Short task ▸ Write every line of the material out exactly as shown.

(Items listed in a dataset)
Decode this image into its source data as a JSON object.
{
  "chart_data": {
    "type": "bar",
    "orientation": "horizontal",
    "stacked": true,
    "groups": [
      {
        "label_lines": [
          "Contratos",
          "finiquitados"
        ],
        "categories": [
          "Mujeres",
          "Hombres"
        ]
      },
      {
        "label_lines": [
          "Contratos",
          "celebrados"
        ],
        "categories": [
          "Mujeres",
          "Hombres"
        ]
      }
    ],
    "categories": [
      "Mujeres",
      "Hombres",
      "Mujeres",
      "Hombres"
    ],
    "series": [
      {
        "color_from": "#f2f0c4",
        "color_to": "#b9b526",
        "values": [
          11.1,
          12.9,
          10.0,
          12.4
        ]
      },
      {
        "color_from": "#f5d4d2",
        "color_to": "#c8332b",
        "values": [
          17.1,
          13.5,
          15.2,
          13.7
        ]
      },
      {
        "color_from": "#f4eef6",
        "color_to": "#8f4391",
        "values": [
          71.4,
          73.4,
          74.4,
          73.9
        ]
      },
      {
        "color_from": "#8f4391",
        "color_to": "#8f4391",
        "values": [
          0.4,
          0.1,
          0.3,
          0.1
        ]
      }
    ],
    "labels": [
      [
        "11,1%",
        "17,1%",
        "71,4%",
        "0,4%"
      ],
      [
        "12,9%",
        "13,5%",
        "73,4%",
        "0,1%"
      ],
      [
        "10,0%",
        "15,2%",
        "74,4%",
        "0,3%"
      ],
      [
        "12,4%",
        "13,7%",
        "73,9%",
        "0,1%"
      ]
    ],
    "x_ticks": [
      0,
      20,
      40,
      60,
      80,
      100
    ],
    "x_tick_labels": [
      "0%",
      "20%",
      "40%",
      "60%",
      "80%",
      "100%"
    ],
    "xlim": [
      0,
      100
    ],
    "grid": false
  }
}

Answer to the task ▸
Decode this image into its source data as a JSON object.
{
  "chart_data": {
    "type": "bar",
    "orientation": "horizontal",
    "stacked": true,
    "groups": [
      {
        "label_lines": [
          "Contratos",
          "finiquitados"
        ],
        "categories": [
          "Mujeres",
          "Hombres"
        ]
      },
      {
        "label_lines": [
          "Contratos",
          "celebrados"
        ],
        "categories": [
          "Mujeres",
          "Hombres"
        ]
      }
    ],
    "categories": [
      "Mujeres",
      "Hombres",
      "Mujeres",
      "Hombres"
    ],
    "series": [
      {
        "color_from": "#f2f0c4",
        "color_to": "#b9b526",
        "values": [
          11.1,
          12.9,
          10.0,
          12.4
        ]
      },
      {
        "color_from": "#f5d4d2",
        "color_to": "#c8332b",
        "values": [
          17.1,
          13.5,
          15.2,
          13.7
        ]
      },
      {
        "color_from": "#f4eef6",
        "color_to": "#8f4391",
        "values": [
          71.4,
          73.4,
          74.4,
          73.9
        ]
      },
      {
        "color_from": "#8f4391",
        "color_to": "#8f4391",
        "values": [
          0.4,
          0.1,
          0.3,
          0.1
        ]
      }
    ],
    "labels": [
      [
        "11,1%",
        "17,1%",
        "71,4%",
        "0,4%"
      ],
      [
        "12,9%",
        "13,5%",
        "73,4%",
        "0,1%"
      ],
      [
        "10,0%",
        "15,2%",
        "74,4%",
        "0,3%"
      ],
      [
        "12,4%",
        "13,7%",
        "73,9%",
        "0,1%"
      ]
    ],
    "x_ticks": [
      0,
      20,
      40,
      60,
      80,
      100
    ],
    "x_tick_labels": [
      "0%",
      "20%",
      "40%",
      "60%",
      "80%",
      "100%"
    ],
    "xlim": [
      0,
      100
    ],
    "grid": false
  }
}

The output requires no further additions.